◆ Short problem ◆
Find the lines with "Böhmen" in them and copy them out.

◆ The records ◆
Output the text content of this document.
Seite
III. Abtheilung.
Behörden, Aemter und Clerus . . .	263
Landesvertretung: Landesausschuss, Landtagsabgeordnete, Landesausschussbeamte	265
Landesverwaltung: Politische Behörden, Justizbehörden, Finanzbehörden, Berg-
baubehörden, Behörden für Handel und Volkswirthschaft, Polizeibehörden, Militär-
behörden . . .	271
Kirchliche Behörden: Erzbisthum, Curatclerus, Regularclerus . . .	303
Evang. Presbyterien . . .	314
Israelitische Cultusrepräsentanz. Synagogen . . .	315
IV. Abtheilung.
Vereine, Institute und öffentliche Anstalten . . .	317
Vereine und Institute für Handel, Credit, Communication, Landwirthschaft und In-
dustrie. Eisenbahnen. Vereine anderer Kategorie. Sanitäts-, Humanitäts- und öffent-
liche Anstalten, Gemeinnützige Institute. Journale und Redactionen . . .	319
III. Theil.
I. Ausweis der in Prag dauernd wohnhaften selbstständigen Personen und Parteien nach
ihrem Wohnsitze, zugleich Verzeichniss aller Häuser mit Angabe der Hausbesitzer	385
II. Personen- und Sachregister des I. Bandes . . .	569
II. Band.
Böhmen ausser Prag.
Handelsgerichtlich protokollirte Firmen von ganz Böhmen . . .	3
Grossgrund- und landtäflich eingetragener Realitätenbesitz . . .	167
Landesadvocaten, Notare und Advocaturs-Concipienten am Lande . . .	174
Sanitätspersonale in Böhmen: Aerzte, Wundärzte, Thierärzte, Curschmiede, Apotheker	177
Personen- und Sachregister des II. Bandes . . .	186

---

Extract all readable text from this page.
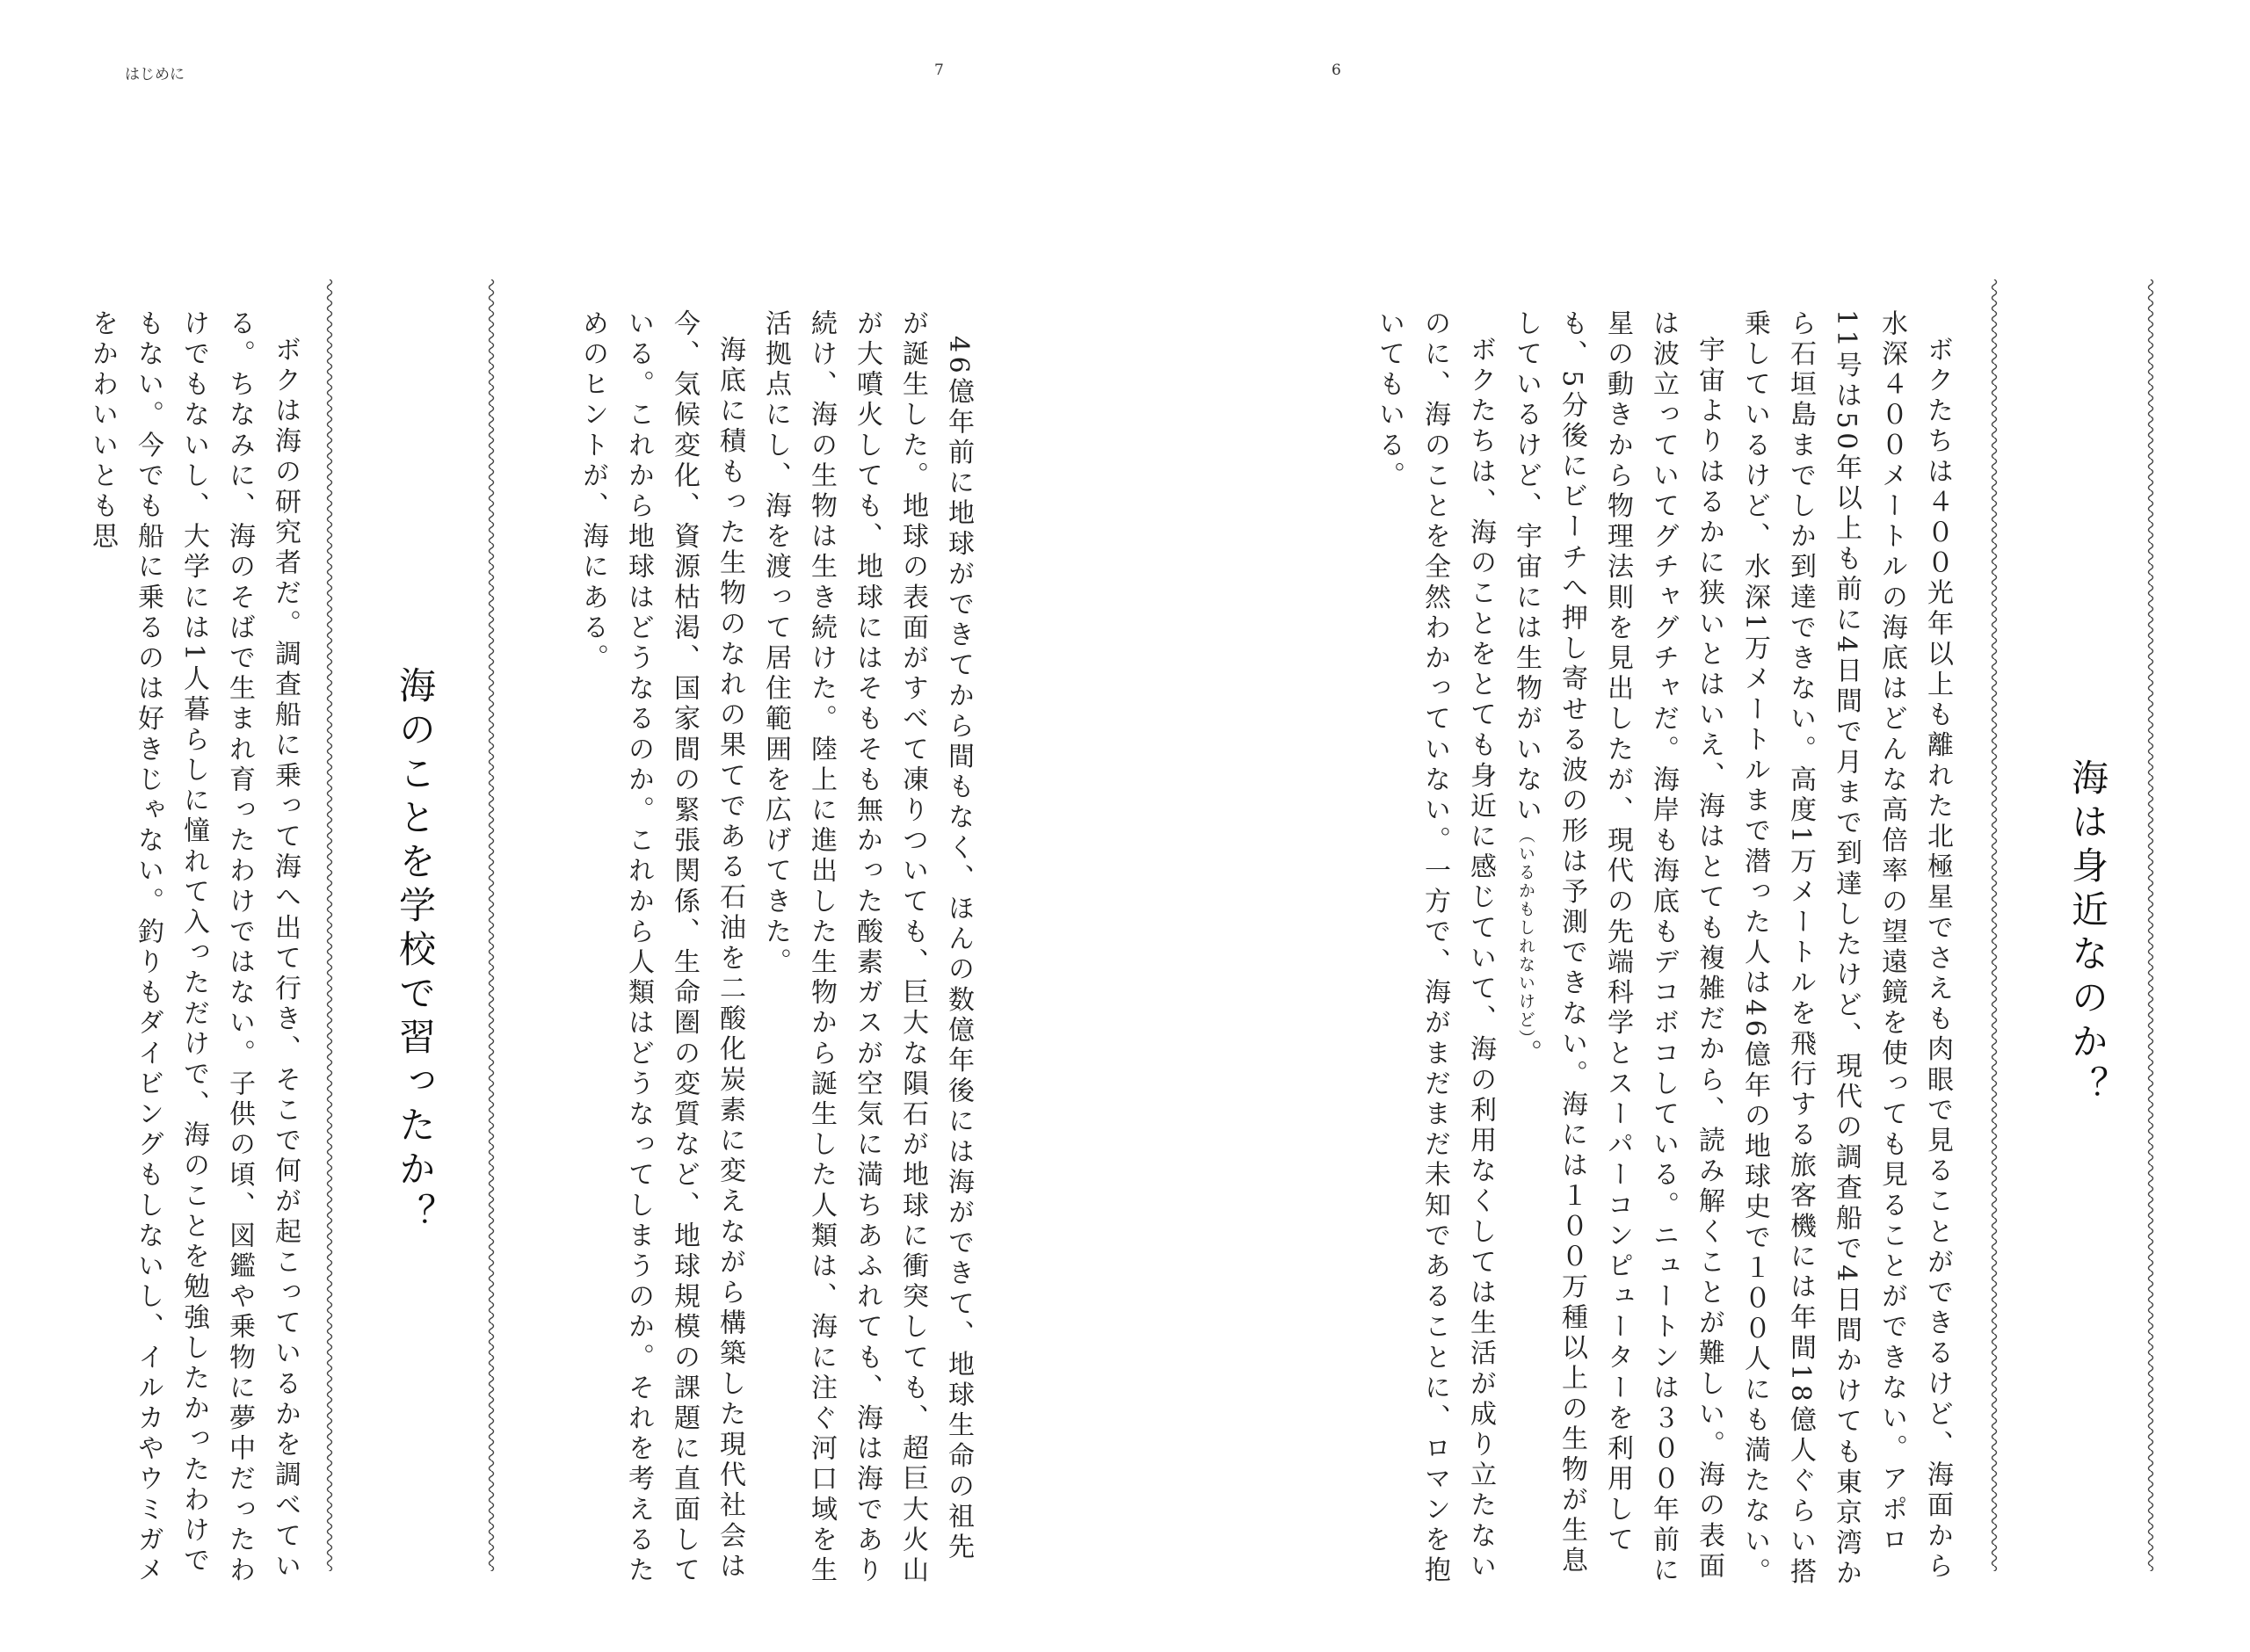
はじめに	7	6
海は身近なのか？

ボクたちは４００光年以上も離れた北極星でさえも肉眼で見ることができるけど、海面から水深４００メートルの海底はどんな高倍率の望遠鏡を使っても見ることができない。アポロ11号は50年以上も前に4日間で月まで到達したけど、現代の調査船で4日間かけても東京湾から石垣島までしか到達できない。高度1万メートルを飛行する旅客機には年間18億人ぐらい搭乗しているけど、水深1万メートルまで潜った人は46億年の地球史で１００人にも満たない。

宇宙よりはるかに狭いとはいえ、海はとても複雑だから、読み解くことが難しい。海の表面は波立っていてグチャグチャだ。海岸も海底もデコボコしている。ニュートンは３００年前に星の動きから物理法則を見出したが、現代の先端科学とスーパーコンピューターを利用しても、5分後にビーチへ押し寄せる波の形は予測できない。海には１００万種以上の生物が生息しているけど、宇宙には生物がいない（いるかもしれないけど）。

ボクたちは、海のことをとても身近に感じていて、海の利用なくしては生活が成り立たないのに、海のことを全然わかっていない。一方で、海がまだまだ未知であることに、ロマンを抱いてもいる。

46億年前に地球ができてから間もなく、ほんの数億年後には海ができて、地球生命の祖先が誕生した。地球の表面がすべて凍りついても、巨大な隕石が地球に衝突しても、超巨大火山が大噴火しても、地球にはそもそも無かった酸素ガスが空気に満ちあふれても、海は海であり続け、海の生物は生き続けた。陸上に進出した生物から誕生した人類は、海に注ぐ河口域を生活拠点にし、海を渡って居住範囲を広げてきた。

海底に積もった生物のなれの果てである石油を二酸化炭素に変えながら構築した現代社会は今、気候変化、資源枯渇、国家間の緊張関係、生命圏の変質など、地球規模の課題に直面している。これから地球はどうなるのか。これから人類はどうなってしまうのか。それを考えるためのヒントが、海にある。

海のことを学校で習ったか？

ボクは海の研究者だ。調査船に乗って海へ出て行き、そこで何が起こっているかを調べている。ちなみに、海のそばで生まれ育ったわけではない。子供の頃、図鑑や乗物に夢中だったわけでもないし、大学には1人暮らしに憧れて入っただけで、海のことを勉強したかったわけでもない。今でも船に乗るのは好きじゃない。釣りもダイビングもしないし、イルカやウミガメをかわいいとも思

◆ Task response ◆
Böhmen ausser Prag.
Handelsgerichtlich protokollirte Firmen von ganz Böhmen . . .	3
Sanitätspersonale in Böhmen: Aerzte, Wundärzte, Thierärzte, Curschmiede, Apotheker	177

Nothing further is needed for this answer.